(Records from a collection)

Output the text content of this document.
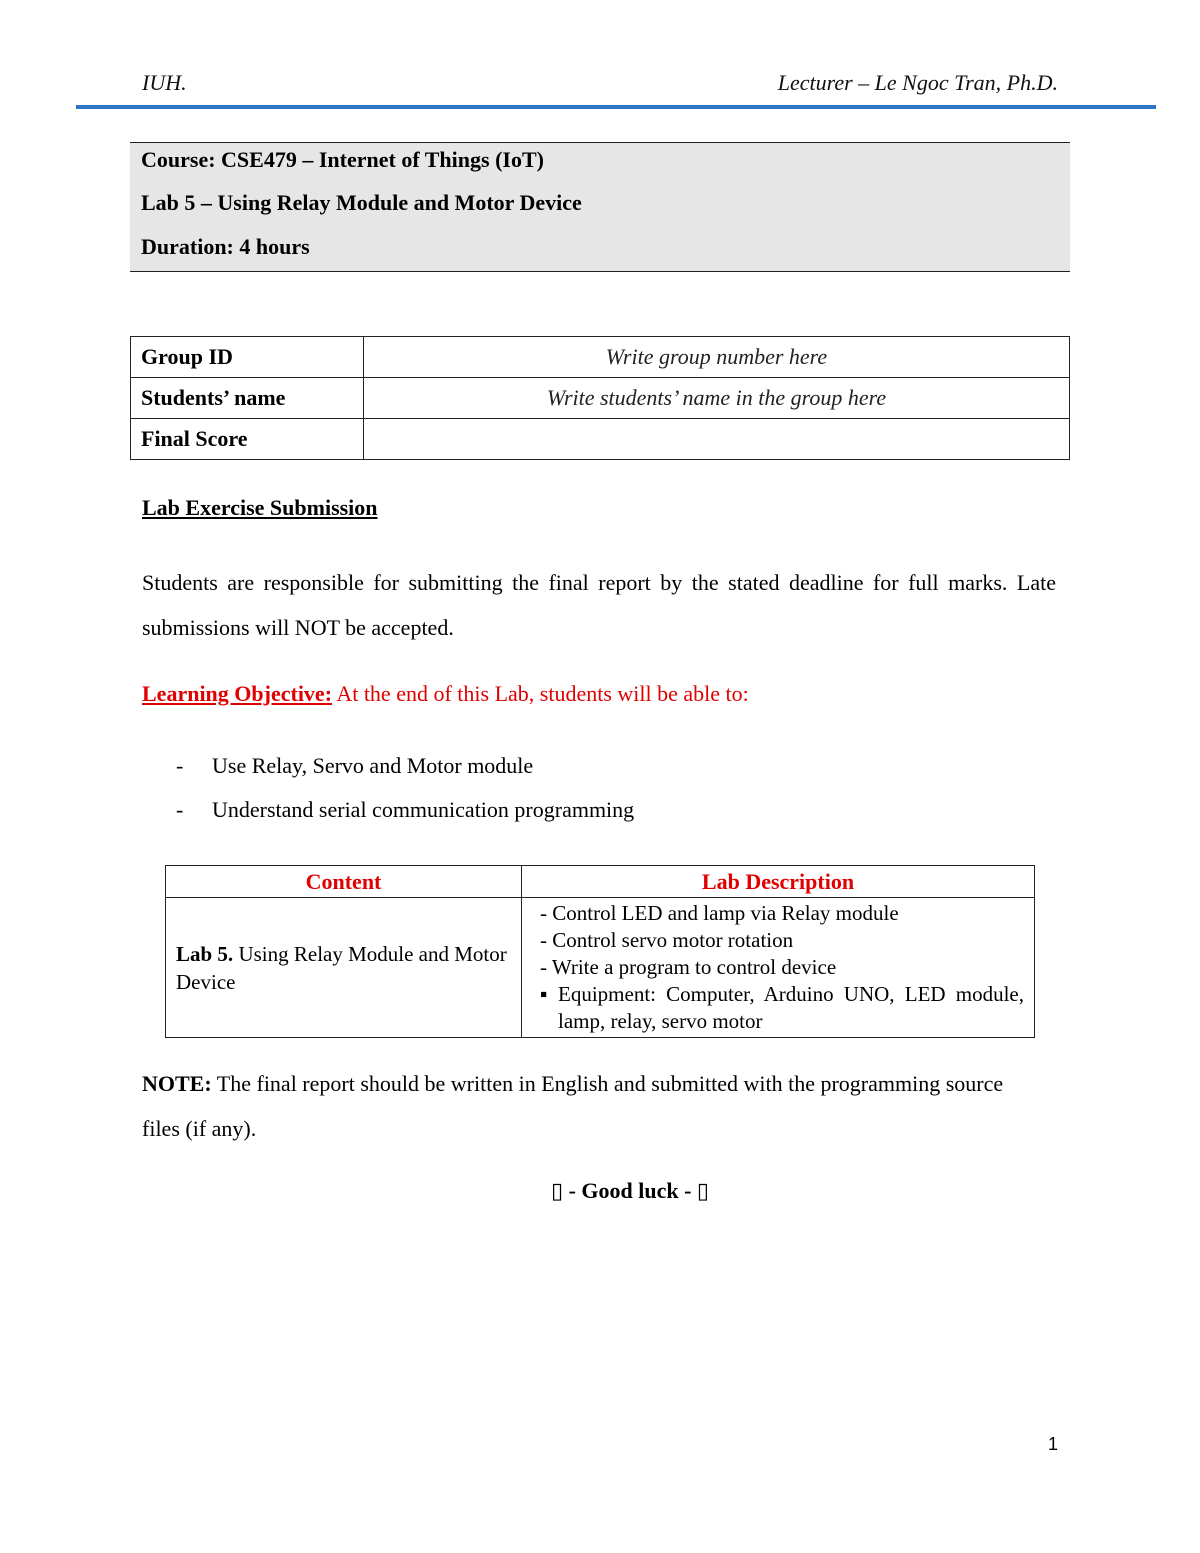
IUH.	Lecturer – Le Ngoc Tran, Ph.D.
Course: CSE479 – Internet of Things (IoT)
Lab 5 – Using Relay Module and Motor Device
Duration: 4 hours
Group ID	Write group number here
Students’ name	Write students’ name in the group here
Final Score	
Lab Exercise Submission
Students are responsible for submitting the final report by the stated deadline for full marks. Late submissions will NOT be accepted.
Learning Objective: At the end of this Lab, students will be able to:
- Use Relay, Servo and Motor module
- Understand serial communication programming
Content	Lab Description
Lab 5. Using Relay Module and Motor Device	- Control LED and lamp via Relay module
- Control servo motor rotation
- Write a program to control device
▪ Equipment: Computer, Arduino UNO, LED module, lamp, relay, servo motor
NOTE: The final report should be written in English and submitted with the programming source files (if any).
▯ - Good luck - ▯
1
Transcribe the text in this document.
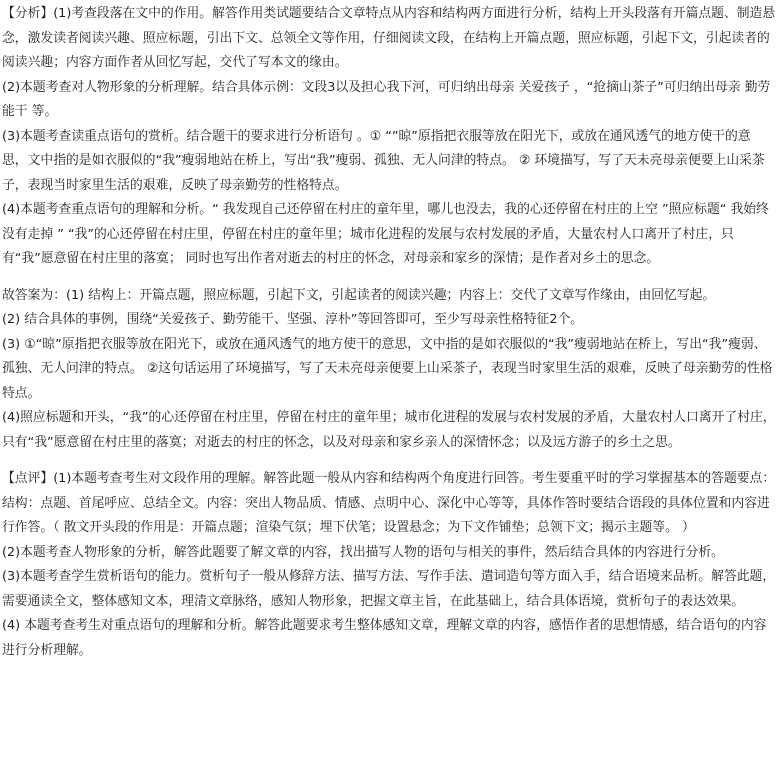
【分析】(1)考查段落在文中的作用。解答作用类试题要结合文章特点从内容和结构两方面进行分析，结构上开头段落有开篇点题、制造悬念，激发读者阅读兴趣、照应标题，引出下文、总领全文等作用，仔细阅读文段，在结构上开篇点题，照应标题，引起下文，引起读者的阅读兴趣；内容方面作者从回忆写起，交代了写本文的缘由。

(2)本题考查对人物形象的分析理解。结合具体示例：文段3以及担心我下河，可归纳出母亲 关爱孩子 ，“抢摘山茶子”可归纳出母亲 勤劳能干 等。

(3)本题考查读重点语句的赏析。结合题干的要求进行分析语句 。① “”晾”原指把衣服等放在阳光下，或放在通风透气的地方使干的意思，文中指的是如衣服似的“我”瘦弱地站在桥上，写出“我”瘦弱、孤独、无人问津的特点。 ② 环境描写，写了天未亮母亲便要上山采茶子，表现当时家里生活的艰难，反映了母亲勤劳的性格特点。

(4)本题考查重点语句的理解和分析。“ 我发现自己还停留在村庄的童年里，哪儿也没去，我的心还停留在村庄的上空 ”照应标题“ 我始终没有走掉 ” “我”的心还停留在村庄里，停留在村庄的童年里；城市化进程的发展与农村发展的矛盾，大量农村人口离开了村庄，只有“我”愿意留在村庄里的落寞； 同时也写出作者对逝去的村庄的怀念，对母亲和家乡的深情；是作者对乡土的思念。

故答案为：(1) 结构上：开篇点题，照应标题，引起下文，引起读者的阅读兴趣；内容上：交代了文章写作缘由，由回忆写起。

(2) 结合具体的事例，围绕“关爱孩子、勤劳能干、坚强、淳朴”等回答即可，至少写母亲性格特征2个。

(3) ①“晾”原指把衣服等放在阳光下，或放在通风透气的地方使干的意思，文中指的是如衣服似的“我”瘦弱地站在桥上，写出“我”瘦弱、孤独、无人问津的特点。 ②这句话运用了环境描写，写了天未亮母亲便要上山采茶子，表现当时家里生活的艰难，反映了母亲勤劳的性格特点。

(4)照应标题和开头，“我”的心还停留在村庄里，停留在村庄的童年里；城市化进程的发展与农村发展的矛盾，大量农村人口离开了村庄，只有“我”愿意留在村庄里的落寞；对逝去的村庄的怀念，以及对母亲和家乡亲人的深情怀念；以及远方游子的乡土之思。

【点评】(1)本题考查考生对文段作用的理解。解答此题一般从内容和结构两个角度进行回答。考生要重平时的学习掌握基本的答题要点：结构：点题、首尾呼应、总结全文。内容：突出人物品质、情感、点明中心、深化中心等等，具体作答时要结合语段的具体位置和内容进行作答。（ 散文开头段的作用是：开篇点题；渲染气氛；埋下伏笔；设置悬念；为下文作铺垫；总领下文；揭示主题等。 ）

(2)本题考查人物形象的分析，解答此题要了解文章的内容，找出描写人物的语句与相关的事件，然后结合具体的内容进行分析。

(3)本题考查学生赏析语句的能力。赏析句子一般从修辞方法、描写方法、写作手法、遣词造句等方面入手，结合语境来品析。解答此题，需要通读全文，整体感知文本，理清文章脉络，感知人物形象，把握文章主旨，在此基础上，结合具体语境，赏析句子的表达效果。

(4) 本题考查考生对重点语句的理解和分析。解答此题要求考生整体感知文章，理解文章的内容，感悟作者的思想情感，结合语句的内容进行分析理解。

» Problem to work on:
Report each line in the preceding entries that holds the string "here".

» Answer for the task:
Group ID	Write group number here
Students’ name	Write students’ name in the group here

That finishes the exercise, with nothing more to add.